+++ GIVEN DATA +++

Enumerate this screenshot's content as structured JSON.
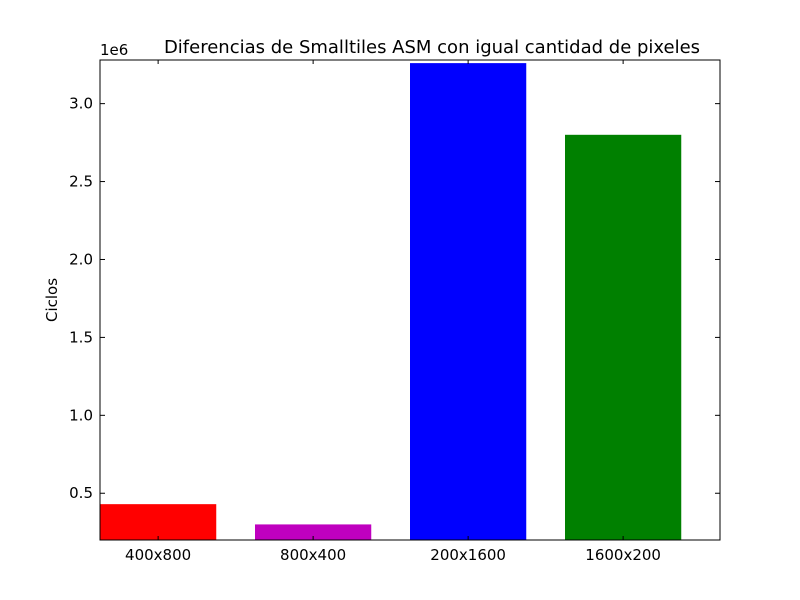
{
  "chart_data": {
    "type": "bar",
    "title": "Diferencias de Smalltiles ASM con igual cantidad de pixeles",
    "xlabel": "",
    "ylabel": "Ciclos",
    "y_offset_label": "1e6",
    "categories": [
      "400x800",
      "800x400",
      "200x1600",
      "1600x200"
    ],
    "values": [
      430000,
      300000,
      3260000,
      2800000
    ],
    "colors": [
      "#ff0000",
      "#bf00bf",
      "#0000ff",
      "#008000"
    ],
    "ylim": [
      200000,
      3280000
    ],
    "yticks": [
      500000,
      1000000,
      1500000,
      2000000,
      2500000,
      3000000
    ],
    "ytick_labels": [
      "0.5",
      "1.0",
      "1.5",
      "2.0",
      "2.5",
      "3.0"
    ],
    "grid": false,
    "legend": "none"
  }
}
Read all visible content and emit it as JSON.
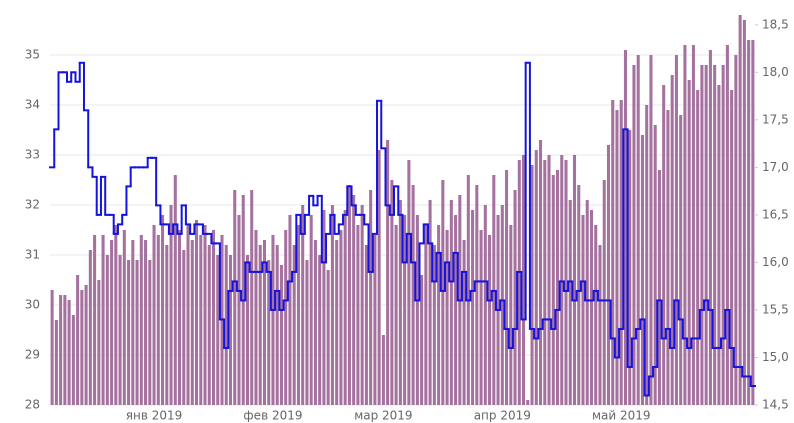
{
  "chart_data": {
    "type": "bar_line",
    "categories": [
      null,
      null,
      null,
      null,
      null,
      null,
      null,
      null,
      null,
      null,
      null,
      null,
      null,
      null,
      null,
      null,
      null,
      null,
      null,
      null,
      null,
      null,
      null,
      null,
      "янв 2019",
      null,
      null,
      null,
      null,
      null,
      null,
      null,
      null,
      null,
      null,
      null,
      null,
      null,
      null,
      null,
      null,
      null,
      null,
      null,
      null,
      null,
      null,
      null,
      null,
      null,
      null,
      null,
      "фев 2019",
      null,
      null,
      null,
      null,
      null,
      null,
      null,
      null,
      null,
      null,
      null,
      null,
      null,
      null,
      null,
      null,
      null,
      null,
      null,
      null,
      null,
      null,
      null,
      null,
      null,
      "мар 2019",
      null,
      null,
      null,
      null,
      null,
      null,
      null,
      null,
      null,
      null,
      null,
      null,
      null,
      null,
      null,
      null,
      null,
      null,
      null,
      null,
      null,
      null,
      null,
      null,
      null,
      null,
      null,
      "апр 2019",
      null,
      null,
      null,
      null,
      null,
      null,
      null,
      null,
      null,
      null,
      null,
      null,
      null,
      null,
      null,
      null,
      null,
      null,
      null,
      null,
      null,
      null,
      null,
      null,
      null,
      null,
      null,
      "май 2019",
      null,
      null,
      null,
      null,
      null,
      null,
      null,
      null,
      null,
      null,
      null,
      null,
      null,
      null,
      null,
      null,
      null,
      null,
      null,
      null,
      null,
      null,
      null,
      null,
      null,
      null,
      null,
      null,
      null,
      null,
      null
    ],
    "series": [
      {
        "color": "#a5729f",
        "values": [
          30.3,
          29.7,
          30.2,
          30.2,
          30.1,
          29.8,
          30.6,
          30.3,
          30.4,
          31.1,
          31.4,
          30.5,
          31.4,
          31.0,
          31.3,
          31.6,
          31.0,
          31.5,
          30.9,
          31.3,
          30.9,
          31.4,
          31.3,
          30.9,
          31.6,
          31.4,
          31.8,
          31.2,
          32.0,
          32.6,
          31.5,
          31.1,
          31.6,
          31.3,
          31.7,
          31.4,
          31.6,
          31.2,
          31.5,
          31.0,
          31.4,
          31.2,
          31.0,
          32.3,
          31.8,
          32.2,
          31.0,
          32.3,
          31.5,
          31.2,
          31.3,
          30.9,
          31.4,
          31.2,
          30.8,
          31.5,
          31.8,
          31.2,
          31.6,
          32.0,
          30.9,
          31.8,
          31.3,
          31.0,
          31.9,
          30.7,
          32.0,
          31.3,
          31.5,
          31.9,
          32.4,
          32.2,
          31.6,
          32.0,
          31.2,
          32.3,
          31.4,
          33.1,
          29.4,
          33.3,
          32.5,
          31.6,
          32.1,
          31.8,
          32.9,
          32.4,
          31.8,
          30.6,
          31.6,
          32.1,
          31.2,
          31.6,
          32.5,
          31.5,
          32.1,
          31.8,
          32.2,
          31.3,
          32.6,
          31.9,
          32.4,
          31.5,
          32.0,
          31.4,
          32.6,
          31.8,
          32.0,
          32.7,
          31.6,
          32.3,
          32.9,
          33.0,
          28.1,
          32.8,
          33.1,
          33.3,
          32.9,
          33.0,
          32.6,
          32.7,
          33.0,
          32.9,
          32.1,
          33.0,
          32.4,
          31.8,
          32.1,
          31.9,
          31.6,
          31.2,
          32.5,
          33.2,
          34.1,
          33.9,
          34.1,
          35.1,
          33.5,
          34.8,
          35.0,
          33.4,
          34.0,
          35.0,
          33.6,
          32.7,
          34.4,
          33.9,
          34.6,
          35.0,
          33.8,
          35.2,
          34.5,
          35.2,
          34.3,
          34.8,
          34.8,
          35.1,
          34.8,
          34.4,
          34.8,
          35.2,
          34.3,
          35.0,
          35.8,
          35.7,
          35.3,
          35.3
        ]
      },
      {
        "color": "#1414e0",
        "axis": "y2",
        "values": [
          17.0,
          17.4,
          18.0,
          18.0,
          17.9,
          18.0,
          17.9,
          18.1,
          17.6,
          17.0,
          16.9,
          16.5,
          16.9,
          16.5,
          16.5,
          16.3,
          16.4,
          16.5,
          16.8,
          17.0,
          17.0,
          17.0,
          17.0,
          17.1,
          17.1,
          16.6,
          16.4,
          16.4,
          16.3,
          16.4,
          16.3,
          16.6,
          16.4,
          16.3,
          16.4,
          16.4,
          16.3,
          16.3,
          16.2,
          16.2,
          15.4,
          15.1,
          15.7,
          15.8,
          15.7,
          15.6,
          16.0,
          15.9,
          15.9,
          15.9,
          16.0,
          15.9,
          15.5,
          15.7,
          15.5,
          15.6,
          15.8,
          15.9,
          16.5,
          16.3,
          16.5,
          16.7,
          16.6,
          16.7,
          16.0,
          16.3,
          16.5,
          16.3,
          16.4,
          16.5,
          16.8,
          16.6,
          16.5,
          16.5,
          16.4,
          15.9,
          16.3,
          17.7,
          17.2,
          16.6,
          16.5,
          16.8,
          16.5,
          16.0,
          16.3,
          16.0,
          15.6,
          16.2,
          16.4,
          16.2,
          15.8,
          16.1,
          15.7,
          16.0,
          15.8,
          16.1,
          15.6,
          15.9,
          15.6,
          15.7,
          15.8,
          15.8,
          15.8,
          15.6,
          15.7,
          15.5,
          15.6,
          15.3,
          15.1,
          15.3,
          15.9,
          15.4,
          18.1,
          15.3,
          15.2,
          15.3,
          15.4,
          15.4,
          15.3,
          15.5,
          15.8,
          15.7,
          15.8,
          15.6,
          15.7,
          15.8,
          15.6,
          15.6,
          15.7,
          15.6,
          15.6,
          15.6,
          15.2,
          15.0,
          15.3,
          17.4,
          14.9,
          15.2,
          15.3,
          15.4,
          14.6,
          14.8,
          14.9,
          15.6,
          15.2,
          15.3,
          15.1,
          15.6,
          15.4,
          15.2,
          15.1,
          15.2,
          15.2,
          15.5,
          15.6,
          15.5,
          15.1,
          15.1,
          15.2,
          15.5,
          15.1,
          14.9,
          14.9,
          14.8,
          14.8,
          14.7
        ]
      }
    ],
    "ylim": [
      28,
      35.7
    ],
    "yticks": [
      28,
      29,
      30,
      31,
      32,
      33,
      34,
      35
    ],
    "y2lim": [
      14.5,
      18.55
    ],
    "y2ticks": [
      {
        "value": 14.5,
        "label": "14,5"
      },
      {
        "value": 15,
        "label": "15,0"
      },
      {
        "value": 15.5,
        "label": "15,5"
      },
      {
        "value": 16,
        "label": "16,0"
      },
      {
        "value": 16.5,
        "label": "16,5"
      },
      {
        "value": 17,
        "label": "17,0"
      },
      {
        "value": 17.5,
        "label": "17,5"
      },
      {
        "value": 18,
        "label": "18,0"
      },
      {
        "value": 18.5,
        "label": "18,5"
      }
    ],
    "grid": true
  }
}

+++

__WORK TO COMPLETE__.
State how many lines of the records above contain "content", with no words besides the number.

__RESULT FOR THIS EXERCISE__.
2